Saved entries:
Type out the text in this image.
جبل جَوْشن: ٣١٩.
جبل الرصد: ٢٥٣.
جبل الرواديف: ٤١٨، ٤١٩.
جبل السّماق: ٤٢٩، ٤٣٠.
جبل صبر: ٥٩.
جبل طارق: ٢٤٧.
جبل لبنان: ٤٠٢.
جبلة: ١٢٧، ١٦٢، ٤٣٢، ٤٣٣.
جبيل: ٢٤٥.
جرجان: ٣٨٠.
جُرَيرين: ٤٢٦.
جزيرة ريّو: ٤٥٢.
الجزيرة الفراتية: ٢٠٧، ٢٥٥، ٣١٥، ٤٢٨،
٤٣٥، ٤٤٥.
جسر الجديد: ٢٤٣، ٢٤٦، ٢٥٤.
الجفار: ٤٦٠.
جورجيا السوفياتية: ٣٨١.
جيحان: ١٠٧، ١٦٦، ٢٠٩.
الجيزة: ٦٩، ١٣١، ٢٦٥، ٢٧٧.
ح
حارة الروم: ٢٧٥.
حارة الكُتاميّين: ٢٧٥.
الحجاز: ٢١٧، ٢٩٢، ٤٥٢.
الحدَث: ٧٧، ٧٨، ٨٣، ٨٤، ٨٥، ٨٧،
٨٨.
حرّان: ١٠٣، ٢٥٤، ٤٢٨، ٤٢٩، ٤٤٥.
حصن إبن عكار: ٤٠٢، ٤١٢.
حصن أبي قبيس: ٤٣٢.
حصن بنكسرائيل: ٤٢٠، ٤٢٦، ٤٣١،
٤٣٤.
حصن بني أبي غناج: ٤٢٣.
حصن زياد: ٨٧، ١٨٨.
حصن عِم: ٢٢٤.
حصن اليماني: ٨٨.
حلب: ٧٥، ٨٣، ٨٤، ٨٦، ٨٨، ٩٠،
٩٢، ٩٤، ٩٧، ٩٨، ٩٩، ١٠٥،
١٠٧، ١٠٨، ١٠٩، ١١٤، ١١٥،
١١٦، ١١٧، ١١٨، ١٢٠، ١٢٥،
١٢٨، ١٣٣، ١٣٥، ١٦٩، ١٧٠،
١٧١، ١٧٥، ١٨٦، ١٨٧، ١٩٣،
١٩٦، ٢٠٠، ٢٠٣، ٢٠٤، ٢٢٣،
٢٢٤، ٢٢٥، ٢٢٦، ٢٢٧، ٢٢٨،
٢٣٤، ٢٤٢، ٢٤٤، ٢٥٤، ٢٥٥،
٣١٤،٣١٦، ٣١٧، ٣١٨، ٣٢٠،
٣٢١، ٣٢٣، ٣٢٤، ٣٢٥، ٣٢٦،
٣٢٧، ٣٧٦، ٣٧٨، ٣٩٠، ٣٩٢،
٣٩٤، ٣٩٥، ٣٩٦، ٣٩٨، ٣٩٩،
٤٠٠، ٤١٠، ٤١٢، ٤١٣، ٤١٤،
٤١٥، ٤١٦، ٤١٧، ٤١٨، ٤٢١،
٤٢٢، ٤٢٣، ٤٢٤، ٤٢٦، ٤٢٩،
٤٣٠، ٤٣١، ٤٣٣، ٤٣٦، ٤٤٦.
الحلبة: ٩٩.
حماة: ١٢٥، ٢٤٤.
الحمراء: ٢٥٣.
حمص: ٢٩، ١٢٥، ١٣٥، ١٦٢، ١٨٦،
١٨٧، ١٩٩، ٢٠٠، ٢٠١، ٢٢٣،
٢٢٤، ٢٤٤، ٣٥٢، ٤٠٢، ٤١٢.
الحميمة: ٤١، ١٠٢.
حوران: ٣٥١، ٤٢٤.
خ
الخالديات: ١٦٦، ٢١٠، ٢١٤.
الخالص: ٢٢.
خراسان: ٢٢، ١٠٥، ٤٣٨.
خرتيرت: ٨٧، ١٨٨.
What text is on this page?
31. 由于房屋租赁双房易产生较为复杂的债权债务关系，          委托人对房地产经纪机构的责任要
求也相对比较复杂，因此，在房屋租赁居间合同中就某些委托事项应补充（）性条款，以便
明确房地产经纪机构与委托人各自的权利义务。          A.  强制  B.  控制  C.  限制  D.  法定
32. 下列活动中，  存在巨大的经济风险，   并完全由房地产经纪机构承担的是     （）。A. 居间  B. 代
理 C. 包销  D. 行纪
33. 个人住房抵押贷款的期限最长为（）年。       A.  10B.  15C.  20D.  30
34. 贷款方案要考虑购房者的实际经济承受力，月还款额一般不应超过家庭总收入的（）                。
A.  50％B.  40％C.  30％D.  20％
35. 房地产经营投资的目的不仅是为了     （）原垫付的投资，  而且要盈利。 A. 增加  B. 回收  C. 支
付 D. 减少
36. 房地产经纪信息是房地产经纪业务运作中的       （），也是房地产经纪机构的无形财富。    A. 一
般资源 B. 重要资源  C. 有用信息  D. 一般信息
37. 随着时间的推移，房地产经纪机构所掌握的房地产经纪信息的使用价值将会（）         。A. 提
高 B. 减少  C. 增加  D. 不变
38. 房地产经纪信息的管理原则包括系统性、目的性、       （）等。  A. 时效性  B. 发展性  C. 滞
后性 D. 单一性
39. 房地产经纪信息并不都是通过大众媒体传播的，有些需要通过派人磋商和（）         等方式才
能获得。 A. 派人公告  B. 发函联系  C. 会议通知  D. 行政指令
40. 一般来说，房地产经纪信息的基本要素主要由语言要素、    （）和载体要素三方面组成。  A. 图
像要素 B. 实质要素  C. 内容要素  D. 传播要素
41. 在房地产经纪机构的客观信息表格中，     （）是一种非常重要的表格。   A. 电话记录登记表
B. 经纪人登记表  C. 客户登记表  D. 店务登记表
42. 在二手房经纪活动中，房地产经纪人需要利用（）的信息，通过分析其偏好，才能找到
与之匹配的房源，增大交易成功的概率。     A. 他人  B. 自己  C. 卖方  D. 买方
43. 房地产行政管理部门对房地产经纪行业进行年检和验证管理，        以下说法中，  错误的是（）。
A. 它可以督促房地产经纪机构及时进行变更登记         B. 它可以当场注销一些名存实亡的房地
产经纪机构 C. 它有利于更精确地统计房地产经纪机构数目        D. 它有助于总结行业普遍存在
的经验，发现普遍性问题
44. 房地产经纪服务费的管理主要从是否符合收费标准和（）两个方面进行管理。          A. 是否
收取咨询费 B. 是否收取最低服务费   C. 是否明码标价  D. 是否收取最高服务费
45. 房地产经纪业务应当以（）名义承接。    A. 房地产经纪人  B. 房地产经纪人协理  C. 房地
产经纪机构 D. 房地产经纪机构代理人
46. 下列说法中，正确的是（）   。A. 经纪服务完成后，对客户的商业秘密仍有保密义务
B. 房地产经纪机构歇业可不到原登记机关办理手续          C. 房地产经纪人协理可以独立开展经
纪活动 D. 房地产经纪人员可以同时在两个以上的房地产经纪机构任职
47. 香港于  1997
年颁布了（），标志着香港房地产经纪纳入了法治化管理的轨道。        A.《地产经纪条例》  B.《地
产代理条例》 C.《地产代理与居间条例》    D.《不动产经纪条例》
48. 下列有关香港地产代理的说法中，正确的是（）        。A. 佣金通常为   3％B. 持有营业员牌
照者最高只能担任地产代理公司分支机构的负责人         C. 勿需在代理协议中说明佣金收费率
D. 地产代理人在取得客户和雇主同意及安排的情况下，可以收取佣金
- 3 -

## [What needs to be done]
Gather all lines from the listing above in which "正确的是" occurs.

## [Solution for this problem]
46. 下列说法中，正确的是（）   。A. 经纪服务完成后，对客户的商业秘密仍有保密义务
48. 下列有关香港地产代理的说法中，正确的是（）        。A. 佣金通常为   3％B. 持有营业员牌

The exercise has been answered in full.